• [Given exercise]: Extract, from the listing that follows, each line containing the word "tarpeista".

• [Recorded data]:
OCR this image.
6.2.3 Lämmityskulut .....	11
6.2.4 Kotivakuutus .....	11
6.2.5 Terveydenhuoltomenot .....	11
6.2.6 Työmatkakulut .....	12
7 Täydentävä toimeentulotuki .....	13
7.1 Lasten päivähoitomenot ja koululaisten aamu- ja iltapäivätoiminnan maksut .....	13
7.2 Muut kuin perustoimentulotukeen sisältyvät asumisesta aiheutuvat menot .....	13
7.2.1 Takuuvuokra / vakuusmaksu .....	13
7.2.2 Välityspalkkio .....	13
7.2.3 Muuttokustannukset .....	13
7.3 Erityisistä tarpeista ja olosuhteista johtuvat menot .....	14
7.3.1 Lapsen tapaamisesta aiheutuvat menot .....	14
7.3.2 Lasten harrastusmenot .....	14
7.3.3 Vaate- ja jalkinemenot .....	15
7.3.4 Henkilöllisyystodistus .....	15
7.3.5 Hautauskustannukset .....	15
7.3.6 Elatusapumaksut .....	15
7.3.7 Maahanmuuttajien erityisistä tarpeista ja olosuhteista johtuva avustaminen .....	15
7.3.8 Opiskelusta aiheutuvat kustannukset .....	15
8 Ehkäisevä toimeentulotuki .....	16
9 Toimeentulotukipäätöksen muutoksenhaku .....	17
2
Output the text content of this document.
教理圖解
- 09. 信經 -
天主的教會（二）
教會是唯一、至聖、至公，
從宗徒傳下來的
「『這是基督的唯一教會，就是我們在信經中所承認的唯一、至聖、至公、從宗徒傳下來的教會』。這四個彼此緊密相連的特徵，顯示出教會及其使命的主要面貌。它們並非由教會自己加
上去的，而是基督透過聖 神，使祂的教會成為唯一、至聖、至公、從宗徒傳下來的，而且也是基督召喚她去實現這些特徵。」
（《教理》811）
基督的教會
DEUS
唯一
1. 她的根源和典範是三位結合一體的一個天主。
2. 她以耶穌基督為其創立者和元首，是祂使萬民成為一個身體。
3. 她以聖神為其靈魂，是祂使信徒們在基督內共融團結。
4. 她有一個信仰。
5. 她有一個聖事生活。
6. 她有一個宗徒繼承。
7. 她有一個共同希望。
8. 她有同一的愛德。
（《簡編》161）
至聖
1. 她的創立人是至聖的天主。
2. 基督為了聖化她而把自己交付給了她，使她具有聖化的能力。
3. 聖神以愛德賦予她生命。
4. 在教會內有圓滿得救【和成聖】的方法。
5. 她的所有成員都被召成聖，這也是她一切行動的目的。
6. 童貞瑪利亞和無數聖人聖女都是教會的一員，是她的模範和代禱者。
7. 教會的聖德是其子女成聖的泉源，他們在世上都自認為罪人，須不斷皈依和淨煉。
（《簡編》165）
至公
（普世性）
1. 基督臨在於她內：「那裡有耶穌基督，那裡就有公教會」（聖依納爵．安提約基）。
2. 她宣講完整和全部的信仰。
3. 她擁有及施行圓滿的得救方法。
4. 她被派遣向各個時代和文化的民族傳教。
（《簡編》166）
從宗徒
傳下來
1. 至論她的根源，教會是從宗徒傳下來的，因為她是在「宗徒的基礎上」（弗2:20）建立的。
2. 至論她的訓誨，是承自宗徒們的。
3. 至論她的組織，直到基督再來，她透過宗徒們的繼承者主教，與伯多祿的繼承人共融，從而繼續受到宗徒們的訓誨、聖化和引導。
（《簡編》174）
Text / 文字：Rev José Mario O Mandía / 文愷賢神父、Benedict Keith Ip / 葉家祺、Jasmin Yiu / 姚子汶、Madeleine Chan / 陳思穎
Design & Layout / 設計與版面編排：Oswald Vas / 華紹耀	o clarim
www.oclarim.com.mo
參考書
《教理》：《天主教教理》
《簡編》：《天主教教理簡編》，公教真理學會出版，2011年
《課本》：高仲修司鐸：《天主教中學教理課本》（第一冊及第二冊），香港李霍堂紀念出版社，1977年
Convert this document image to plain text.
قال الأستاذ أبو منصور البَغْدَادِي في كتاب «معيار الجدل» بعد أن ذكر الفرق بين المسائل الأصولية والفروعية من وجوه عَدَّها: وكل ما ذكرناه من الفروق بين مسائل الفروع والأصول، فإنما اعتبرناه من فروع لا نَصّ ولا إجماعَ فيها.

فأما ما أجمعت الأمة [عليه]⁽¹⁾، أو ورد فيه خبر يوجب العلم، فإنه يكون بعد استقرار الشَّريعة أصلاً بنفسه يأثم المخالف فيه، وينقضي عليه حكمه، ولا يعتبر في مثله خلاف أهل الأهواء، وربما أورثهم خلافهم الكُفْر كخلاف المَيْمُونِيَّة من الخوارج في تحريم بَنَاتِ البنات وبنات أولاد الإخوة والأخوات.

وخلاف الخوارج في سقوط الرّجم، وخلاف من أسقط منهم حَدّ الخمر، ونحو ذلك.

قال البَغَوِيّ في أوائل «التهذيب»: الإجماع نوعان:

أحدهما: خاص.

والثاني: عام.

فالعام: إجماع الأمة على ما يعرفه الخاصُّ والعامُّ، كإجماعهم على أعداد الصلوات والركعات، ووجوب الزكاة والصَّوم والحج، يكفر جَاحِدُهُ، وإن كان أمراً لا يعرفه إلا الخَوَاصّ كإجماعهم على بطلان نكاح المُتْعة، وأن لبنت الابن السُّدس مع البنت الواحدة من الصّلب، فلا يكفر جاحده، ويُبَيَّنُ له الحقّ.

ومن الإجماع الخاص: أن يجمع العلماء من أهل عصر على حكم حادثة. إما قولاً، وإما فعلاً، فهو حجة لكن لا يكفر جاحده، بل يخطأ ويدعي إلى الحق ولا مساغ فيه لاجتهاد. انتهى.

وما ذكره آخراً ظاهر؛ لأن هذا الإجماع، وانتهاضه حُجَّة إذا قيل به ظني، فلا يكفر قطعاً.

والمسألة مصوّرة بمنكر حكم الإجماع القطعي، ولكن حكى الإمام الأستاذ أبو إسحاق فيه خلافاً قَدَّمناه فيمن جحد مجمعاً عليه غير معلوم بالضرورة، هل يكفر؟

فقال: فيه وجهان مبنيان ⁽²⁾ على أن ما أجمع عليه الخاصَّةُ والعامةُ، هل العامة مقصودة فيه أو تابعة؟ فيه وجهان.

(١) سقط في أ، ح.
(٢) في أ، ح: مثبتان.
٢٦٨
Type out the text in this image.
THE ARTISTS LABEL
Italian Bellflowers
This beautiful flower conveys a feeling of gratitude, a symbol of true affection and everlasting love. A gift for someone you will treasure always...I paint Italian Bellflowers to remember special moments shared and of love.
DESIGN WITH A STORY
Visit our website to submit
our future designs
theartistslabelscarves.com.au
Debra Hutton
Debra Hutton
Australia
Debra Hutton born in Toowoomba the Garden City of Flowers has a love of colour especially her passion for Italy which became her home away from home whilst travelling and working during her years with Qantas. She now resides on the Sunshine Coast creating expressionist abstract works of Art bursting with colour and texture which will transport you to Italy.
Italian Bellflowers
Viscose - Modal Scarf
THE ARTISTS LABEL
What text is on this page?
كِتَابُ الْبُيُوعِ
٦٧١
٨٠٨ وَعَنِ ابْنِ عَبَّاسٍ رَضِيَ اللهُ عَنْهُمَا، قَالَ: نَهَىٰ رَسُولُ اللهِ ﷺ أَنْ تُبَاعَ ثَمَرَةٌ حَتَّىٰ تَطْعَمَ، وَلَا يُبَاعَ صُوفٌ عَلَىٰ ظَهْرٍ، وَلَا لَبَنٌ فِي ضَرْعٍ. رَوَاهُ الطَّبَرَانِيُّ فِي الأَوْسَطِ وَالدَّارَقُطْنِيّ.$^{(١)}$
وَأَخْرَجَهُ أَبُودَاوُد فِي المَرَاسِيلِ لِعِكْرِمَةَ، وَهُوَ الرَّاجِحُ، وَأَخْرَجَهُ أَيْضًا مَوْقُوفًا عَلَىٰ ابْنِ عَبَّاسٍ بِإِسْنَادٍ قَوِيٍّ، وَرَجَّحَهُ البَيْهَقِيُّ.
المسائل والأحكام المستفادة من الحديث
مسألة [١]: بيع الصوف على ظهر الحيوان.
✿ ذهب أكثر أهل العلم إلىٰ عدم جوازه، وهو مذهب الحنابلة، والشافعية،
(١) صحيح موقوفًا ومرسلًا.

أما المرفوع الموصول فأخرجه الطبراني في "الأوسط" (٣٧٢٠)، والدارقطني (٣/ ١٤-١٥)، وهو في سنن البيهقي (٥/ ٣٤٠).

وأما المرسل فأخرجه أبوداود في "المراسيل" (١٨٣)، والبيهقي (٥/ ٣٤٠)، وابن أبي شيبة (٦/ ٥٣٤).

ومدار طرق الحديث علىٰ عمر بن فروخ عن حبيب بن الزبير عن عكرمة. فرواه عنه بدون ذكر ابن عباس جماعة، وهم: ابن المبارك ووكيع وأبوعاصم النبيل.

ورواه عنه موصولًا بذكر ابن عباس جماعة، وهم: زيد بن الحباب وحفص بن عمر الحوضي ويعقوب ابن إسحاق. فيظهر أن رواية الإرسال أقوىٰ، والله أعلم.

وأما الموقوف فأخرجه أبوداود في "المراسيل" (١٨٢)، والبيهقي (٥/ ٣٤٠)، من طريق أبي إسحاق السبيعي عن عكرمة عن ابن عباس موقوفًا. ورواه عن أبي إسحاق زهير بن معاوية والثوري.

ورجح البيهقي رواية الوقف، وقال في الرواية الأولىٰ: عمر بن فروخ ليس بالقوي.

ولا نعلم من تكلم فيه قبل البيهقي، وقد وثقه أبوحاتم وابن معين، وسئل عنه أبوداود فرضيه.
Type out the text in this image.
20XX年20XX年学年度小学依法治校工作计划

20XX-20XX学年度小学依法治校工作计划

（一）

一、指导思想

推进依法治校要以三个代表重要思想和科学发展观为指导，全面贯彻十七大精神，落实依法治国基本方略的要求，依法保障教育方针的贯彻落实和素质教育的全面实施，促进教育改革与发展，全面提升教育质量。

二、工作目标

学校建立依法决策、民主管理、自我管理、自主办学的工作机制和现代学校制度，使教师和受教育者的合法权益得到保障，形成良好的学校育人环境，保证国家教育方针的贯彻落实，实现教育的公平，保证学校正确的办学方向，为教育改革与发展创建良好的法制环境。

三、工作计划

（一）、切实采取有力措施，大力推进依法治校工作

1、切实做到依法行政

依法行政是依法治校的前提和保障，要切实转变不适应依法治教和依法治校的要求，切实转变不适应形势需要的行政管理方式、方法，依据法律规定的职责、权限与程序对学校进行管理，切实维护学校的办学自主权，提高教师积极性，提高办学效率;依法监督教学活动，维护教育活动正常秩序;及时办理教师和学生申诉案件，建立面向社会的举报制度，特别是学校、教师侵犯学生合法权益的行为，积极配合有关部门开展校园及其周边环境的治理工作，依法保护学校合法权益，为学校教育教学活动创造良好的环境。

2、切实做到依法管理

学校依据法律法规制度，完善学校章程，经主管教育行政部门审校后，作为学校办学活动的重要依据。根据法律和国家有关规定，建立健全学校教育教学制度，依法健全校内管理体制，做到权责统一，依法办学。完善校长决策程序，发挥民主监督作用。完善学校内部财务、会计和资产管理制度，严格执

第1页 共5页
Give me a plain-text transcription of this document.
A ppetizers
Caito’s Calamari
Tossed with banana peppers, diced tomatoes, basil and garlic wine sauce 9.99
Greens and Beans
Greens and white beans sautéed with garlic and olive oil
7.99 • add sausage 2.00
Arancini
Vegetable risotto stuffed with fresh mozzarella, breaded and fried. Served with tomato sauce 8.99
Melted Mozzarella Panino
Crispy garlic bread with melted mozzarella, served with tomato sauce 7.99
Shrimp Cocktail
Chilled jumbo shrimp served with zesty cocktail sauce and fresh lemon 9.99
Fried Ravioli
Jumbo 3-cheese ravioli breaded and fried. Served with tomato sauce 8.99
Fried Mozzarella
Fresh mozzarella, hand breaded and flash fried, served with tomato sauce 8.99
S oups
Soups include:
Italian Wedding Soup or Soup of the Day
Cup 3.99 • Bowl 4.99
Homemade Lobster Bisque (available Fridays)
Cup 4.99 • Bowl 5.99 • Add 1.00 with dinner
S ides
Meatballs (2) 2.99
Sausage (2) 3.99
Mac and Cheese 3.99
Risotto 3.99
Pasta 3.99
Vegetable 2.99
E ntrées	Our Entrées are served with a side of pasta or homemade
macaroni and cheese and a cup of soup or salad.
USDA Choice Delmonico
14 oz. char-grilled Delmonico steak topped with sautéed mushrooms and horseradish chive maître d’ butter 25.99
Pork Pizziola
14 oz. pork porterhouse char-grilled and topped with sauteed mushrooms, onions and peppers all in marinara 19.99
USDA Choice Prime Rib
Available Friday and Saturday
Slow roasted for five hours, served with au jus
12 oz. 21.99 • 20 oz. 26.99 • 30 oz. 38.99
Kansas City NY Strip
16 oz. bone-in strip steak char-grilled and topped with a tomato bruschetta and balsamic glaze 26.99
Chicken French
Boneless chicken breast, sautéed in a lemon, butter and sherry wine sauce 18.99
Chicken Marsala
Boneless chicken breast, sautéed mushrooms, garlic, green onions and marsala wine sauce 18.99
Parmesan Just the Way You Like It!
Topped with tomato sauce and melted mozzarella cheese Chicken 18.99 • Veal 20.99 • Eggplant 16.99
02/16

• [The answer]:
7.3 Erityisistä tarpeista ja olosuhteista johtuvat menot .....	14
7.3.7 Maahanmuuttajien erityisistä tarpeista ja olosuhteista johtuva avustaminen .....	15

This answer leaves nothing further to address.